## begin Records for the exercise
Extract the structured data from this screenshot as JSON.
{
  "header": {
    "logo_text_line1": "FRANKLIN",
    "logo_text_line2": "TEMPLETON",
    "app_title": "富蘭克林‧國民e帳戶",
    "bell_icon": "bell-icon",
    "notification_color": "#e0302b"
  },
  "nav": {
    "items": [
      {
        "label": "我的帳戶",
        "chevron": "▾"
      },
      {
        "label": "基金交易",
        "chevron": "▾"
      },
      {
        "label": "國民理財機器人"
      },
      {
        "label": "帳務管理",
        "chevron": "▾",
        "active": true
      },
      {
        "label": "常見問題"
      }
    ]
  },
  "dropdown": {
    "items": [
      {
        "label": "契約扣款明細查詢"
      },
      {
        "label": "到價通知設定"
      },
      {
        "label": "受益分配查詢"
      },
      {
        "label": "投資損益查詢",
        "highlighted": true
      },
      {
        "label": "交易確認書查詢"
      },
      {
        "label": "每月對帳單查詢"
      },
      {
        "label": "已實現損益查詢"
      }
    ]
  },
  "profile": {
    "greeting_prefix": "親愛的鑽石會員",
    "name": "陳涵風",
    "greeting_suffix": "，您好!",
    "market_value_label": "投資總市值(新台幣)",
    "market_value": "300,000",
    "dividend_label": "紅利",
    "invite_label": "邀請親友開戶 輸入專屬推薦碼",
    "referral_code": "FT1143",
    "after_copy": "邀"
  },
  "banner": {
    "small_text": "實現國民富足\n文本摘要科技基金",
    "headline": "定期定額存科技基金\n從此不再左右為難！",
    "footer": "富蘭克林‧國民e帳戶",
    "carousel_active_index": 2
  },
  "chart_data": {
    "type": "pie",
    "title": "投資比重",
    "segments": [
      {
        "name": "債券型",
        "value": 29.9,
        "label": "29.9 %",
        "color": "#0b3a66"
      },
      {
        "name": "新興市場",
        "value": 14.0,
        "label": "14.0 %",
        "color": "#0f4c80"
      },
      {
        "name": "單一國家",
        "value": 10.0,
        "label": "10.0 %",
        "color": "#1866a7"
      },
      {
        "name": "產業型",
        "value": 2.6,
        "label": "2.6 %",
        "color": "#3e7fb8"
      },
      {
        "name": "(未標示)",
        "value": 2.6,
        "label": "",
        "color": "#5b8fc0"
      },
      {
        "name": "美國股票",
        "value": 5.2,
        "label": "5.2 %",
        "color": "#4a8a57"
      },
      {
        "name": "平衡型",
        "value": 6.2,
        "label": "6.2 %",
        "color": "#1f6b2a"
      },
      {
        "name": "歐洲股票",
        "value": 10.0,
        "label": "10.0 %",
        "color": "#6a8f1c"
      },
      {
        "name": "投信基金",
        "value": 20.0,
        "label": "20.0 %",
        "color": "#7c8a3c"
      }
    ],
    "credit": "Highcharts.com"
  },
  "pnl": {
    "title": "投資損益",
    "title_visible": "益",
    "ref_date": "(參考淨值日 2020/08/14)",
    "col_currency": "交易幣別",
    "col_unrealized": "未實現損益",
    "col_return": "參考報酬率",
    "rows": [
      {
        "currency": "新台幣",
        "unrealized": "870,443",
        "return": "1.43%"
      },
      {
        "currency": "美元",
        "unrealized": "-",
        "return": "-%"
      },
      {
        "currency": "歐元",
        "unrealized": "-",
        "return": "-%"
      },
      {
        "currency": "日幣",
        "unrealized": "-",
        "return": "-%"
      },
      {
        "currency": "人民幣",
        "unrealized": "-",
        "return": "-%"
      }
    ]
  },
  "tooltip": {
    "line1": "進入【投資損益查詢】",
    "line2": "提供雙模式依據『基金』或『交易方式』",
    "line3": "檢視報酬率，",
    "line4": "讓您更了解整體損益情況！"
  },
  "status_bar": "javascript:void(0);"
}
## end Records for the exercise
Out of the preceding entries, pull every line containing the string "name".

    "name": "陳涵風",
        "name": "債券型",
        "name": "新興市場",
        "name": "單一國家",
        "name": "產業型",
        "name": "(未標示)",
        "name": "美國股票",
        "name": "平衡型",
        "name": "歐洲股票",
        "name": "投信基金",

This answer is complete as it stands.